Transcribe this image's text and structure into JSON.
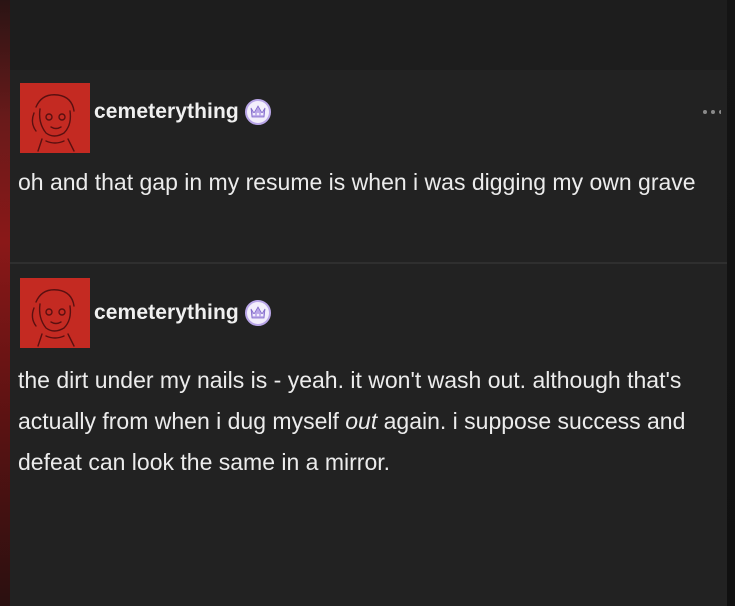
{
  "posts": [
    {
      "username": "cemeterything",
      "badge_icon": "verified-badge-icon",
      "avatar": "red-avatar-sketch",
      "text": "oh and that gap in my resume is when i was digging my own grave"
    },
    {
      "username": "cemeterything",
      "badge_icon": "verified-badge-icon",
      "avatar": "red-avatar-sketch",
      "text_before": "the dirt under my nails is - yeah. it won't wash out. although that's actually from when i dug myself ",
      "text_emphasis": "out",
      "text_after": " again. i suppose success and defeat can look the same in a mirror."
    }
  ],
  "colors": {
    "background": "#1b1b1b",
    "post_background": "#222222",
    "avatar_red": "#c42a22",
    "text": "#ececec",
    "badge": "#b9a6e8"
  }
}
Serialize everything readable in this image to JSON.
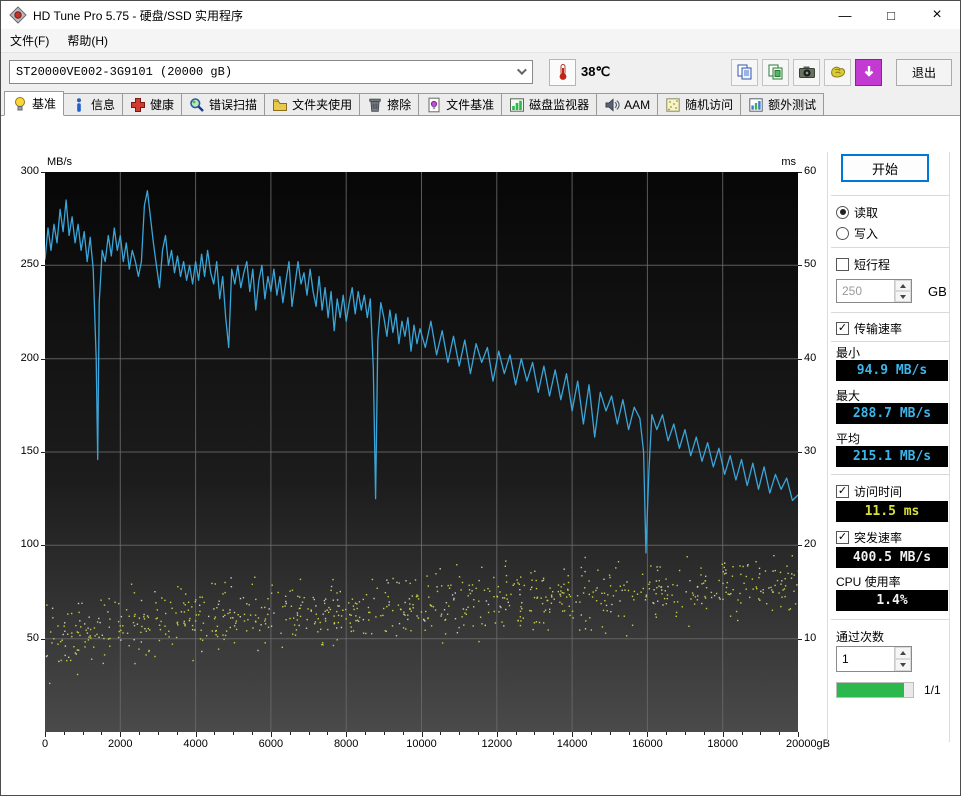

Short problem: Quote the preceding listing precisely and completely, omitting its images.

Solution for this problem:
Transcribe this image's text and structure into JSON.
{
  "posts": [
    {
      "username": "cemeterything",
      "badge_icon": "verified-badge-icon",
      "avatar": "red-avatar-sketch",
      "text": "oh and that gap in my resume is when i was digging my own grave"
    },
    {
      "username": "cemeterything",
      "badge_icon": "verified-badge-icon",
      "avatar": "red-avatar-sketch",
      "text_before": "the dirt under my nails is - yeah. it won't wash out. although that's actually from when i dug myself ",
      "text_emphasis": "out",
      "text_after": " again. i suppose success and defeat can look the same in a mirror."
    }
  ],
  "colors": {
    "background": "#1b1b1b",
    "post_background": "#222222",
    "avatar_red": "#c42a22",
    "text": "#ececec",
    "badge": "#b9a6e8"
  }
}
Serialize everything readable in this image to JSON.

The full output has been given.